Dataset excerpts
··········
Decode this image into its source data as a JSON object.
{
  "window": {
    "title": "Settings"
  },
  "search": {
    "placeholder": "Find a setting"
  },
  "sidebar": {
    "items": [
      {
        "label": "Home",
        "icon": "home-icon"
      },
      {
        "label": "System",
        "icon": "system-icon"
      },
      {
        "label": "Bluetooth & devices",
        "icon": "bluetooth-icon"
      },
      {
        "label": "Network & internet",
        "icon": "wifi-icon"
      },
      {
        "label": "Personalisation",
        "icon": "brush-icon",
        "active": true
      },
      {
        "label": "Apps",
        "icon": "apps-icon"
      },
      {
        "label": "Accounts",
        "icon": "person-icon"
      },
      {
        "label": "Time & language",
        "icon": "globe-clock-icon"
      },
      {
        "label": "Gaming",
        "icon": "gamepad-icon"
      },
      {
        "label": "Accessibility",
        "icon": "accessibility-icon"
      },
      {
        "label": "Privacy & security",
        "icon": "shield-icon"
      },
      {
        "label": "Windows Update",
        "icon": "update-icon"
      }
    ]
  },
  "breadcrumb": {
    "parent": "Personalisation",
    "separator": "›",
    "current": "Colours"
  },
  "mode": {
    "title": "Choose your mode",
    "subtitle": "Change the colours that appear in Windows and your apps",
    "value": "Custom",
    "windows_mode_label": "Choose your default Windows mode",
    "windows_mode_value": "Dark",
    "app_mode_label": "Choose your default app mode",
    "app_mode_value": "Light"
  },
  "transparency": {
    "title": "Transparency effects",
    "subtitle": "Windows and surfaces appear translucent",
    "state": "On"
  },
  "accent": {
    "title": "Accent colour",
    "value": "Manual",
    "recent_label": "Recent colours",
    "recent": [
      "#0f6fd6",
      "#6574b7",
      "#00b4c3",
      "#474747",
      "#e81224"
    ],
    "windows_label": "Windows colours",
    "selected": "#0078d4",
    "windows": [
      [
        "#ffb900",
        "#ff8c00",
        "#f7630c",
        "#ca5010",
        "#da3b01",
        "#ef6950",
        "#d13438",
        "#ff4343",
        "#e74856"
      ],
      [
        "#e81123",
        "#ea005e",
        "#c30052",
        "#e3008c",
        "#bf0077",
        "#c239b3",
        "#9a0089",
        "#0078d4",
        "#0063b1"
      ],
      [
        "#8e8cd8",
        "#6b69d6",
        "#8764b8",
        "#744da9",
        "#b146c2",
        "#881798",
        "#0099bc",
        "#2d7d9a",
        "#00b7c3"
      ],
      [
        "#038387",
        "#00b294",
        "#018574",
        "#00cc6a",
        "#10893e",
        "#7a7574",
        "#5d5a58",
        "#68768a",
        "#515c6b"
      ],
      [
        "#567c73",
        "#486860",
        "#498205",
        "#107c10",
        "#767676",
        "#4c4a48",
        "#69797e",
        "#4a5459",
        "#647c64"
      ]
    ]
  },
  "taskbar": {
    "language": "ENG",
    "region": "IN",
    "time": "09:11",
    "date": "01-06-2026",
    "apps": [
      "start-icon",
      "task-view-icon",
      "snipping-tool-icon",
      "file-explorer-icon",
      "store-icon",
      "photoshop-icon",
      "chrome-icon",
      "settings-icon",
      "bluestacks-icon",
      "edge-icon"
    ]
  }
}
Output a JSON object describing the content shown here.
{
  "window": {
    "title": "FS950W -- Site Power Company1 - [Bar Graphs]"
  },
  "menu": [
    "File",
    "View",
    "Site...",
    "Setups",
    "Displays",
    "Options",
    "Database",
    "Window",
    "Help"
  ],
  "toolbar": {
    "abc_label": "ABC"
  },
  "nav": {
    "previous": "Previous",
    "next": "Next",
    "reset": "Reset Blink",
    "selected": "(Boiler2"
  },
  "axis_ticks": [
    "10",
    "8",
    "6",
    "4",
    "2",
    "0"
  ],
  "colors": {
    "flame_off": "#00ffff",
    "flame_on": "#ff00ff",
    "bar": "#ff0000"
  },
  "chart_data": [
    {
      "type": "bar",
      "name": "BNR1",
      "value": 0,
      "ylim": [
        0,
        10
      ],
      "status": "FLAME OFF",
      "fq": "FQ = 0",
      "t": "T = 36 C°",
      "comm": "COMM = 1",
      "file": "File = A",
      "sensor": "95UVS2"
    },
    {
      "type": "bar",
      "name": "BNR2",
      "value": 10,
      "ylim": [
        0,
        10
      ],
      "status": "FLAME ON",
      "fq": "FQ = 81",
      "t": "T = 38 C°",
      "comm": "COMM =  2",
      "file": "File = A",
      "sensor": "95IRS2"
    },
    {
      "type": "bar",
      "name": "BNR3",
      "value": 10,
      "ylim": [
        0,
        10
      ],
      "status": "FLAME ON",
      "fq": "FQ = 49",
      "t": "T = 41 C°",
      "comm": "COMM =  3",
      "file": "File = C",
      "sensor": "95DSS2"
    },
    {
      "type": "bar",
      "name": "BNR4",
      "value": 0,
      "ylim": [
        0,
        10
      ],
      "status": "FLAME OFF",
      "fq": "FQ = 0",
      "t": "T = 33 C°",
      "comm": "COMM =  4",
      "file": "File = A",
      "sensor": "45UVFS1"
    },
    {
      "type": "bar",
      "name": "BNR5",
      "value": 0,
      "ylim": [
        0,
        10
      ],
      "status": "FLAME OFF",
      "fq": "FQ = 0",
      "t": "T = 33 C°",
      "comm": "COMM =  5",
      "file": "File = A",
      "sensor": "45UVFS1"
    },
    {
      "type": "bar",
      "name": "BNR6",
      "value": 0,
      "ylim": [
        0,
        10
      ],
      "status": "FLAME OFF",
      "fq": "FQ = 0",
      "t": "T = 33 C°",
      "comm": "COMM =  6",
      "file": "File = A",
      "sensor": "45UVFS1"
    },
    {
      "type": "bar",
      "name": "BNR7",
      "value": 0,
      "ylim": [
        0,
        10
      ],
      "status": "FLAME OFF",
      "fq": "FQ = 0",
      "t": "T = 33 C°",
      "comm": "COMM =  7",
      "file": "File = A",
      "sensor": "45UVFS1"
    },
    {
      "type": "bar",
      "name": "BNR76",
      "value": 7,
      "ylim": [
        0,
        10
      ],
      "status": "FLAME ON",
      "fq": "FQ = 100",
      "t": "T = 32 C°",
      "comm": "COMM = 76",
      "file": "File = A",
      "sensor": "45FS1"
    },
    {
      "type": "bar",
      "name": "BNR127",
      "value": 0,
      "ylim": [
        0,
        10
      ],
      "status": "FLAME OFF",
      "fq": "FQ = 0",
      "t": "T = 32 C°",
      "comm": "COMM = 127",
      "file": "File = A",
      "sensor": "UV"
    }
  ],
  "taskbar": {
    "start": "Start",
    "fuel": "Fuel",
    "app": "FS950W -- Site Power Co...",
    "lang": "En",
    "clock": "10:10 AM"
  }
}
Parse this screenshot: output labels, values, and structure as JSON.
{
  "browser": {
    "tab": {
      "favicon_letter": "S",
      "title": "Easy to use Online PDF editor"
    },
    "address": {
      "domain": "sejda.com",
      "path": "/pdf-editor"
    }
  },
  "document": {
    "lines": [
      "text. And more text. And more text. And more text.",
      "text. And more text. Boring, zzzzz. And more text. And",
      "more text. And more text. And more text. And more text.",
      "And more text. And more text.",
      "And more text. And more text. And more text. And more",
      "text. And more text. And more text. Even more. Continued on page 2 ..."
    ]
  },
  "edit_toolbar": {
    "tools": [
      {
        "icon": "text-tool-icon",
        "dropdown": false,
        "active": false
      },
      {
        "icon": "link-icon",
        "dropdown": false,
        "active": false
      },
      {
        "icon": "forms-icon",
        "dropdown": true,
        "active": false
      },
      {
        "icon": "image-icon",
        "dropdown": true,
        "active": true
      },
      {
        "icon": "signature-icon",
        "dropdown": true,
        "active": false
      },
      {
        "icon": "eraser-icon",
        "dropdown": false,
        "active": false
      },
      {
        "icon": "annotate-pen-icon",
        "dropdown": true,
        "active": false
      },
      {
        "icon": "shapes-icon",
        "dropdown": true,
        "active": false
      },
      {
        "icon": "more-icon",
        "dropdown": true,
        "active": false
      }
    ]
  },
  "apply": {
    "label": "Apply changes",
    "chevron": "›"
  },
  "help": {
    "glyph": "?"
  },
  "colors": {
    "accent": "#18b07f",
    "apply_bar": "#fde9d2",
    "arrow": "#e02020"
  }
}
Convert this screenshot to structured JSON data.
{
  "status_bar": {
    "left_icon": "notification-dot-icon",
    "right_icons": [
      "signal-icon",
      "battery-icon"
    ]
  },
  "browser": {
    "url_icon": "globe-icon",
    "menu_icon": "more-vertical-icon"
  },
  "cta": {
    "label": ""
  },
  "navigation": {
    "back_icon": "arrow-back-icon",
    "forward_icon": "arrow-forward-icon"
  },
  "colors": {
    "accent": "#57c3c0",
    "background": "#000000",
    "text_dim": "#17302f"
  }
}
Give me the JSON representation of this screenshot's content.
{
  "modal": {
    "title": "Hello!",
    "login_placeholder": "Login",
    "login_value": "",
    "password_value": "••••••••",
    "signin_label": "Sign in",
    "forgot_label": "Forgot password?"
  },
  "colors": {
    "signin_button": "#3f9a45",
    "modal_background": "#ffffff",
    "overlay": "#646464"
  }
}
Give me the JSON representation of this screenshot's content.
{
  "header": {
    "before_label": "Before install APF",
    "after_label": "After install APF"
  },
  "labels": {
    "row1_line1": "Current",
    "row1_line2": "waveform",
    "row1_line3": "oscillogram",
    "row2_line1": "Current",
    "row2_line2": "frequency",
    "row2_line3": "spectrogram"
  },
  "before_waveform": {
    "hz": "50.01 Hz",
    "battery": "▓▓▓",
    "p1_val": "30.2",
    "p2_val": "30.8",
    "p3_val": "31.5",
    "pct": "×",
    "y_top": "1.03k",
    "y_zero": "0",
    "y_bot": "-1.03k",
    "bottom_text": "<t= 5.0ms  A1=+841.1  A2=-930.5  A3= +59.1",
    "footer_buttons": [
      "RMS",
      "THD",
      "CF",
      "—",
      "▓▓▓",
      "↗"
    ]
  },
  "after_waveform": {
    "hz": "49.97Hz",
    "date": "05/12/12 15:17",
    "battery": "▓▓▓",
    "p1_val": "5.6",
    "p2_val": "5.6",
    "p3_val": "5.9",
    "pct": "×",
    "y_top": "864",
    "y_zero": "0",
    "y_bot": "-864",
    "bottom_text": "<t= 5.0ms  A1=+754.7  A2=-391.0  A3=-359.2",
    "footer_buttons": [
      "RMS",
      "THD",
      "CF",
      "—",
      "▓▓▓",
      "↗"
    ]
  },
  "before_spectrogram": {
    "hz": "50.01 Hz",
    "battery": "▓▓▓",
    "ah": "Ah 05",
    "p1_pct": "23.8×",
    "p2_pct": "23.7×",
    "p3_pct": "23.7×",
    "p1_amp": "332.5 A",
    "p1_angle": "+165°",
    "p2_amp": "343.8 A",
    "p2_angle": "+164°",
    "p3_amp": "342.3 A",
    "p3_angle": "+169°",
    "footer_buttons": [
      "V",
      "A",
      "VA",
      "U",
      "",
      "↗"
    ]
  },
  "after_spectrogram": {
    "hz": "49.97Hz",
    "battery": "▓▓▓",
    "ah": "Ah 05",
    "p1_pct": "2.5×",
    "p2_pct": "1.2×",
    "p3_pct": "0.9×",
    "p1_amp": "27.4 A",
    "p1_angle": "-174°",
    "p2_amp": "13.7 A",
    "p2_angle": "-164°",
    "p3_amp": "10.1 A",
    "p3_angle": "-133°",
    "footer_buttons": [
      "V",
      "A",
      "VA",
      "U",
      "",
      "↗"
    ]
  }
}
··········
— EXERCISE —
Scan the material line by line and report each one that contains "name".

— WORKED ANSWER —
      "name": "BNR1",
      "name": "BNR2",
      "name": "BNR3",
      "name": "BNR4",
      "name": "BNR5",
      "name": "BNR6",
      "name": "BNR7",
      "name": "BNR76",
      "name": "BNR127",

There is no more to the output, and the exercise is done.